§ PROBLEM TO SOLVE:
From the entries below, copy every line holding the word "单位盖章".

§ LISTING:

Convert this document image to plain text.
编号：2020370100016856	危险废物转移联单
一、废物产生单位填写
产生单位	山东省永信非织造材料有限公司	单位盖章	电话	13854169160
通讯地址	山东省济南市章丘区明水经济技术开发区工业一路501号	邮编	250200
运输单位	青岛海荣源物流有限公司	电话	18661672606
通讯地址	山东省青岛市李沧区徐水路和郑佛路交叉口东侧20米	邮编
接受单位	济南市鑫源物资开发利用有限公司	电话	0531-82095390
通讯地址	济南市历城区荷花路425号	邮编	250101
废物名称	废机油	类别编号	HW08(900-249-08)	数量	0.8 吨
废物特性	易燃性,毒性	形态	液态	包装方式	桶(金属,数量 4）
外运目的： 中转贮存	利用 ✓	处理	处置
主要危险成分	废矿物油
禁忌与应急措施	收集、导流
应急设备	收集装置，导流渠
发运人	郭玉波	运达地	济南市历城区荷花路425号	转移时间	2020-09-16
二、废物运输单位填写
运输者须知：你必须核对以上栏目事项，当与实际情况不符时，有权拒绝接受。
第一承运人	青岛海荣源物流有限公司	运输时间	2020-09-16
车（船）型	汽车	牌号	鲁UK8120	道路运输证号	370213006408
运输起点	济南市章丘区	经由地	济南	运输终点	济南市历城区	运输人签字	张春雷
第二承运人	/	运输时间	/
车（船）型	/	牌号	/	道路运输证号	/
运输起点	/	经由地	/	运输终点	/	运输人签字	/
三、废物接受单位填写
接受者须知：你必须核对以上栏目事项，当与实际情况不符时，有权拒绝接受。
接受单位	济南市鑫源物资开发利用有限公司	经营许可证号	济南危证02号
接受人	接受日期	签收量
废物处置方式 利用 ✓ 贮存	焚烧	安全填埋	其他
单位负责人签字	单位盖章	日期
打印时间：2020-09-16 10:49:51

§ RESULT FOR THIS TASK:
产生单位	山东省永信非织造材料有限公司	单位盖章	电话	13854169160
单位负责人签字	单位盖章	日期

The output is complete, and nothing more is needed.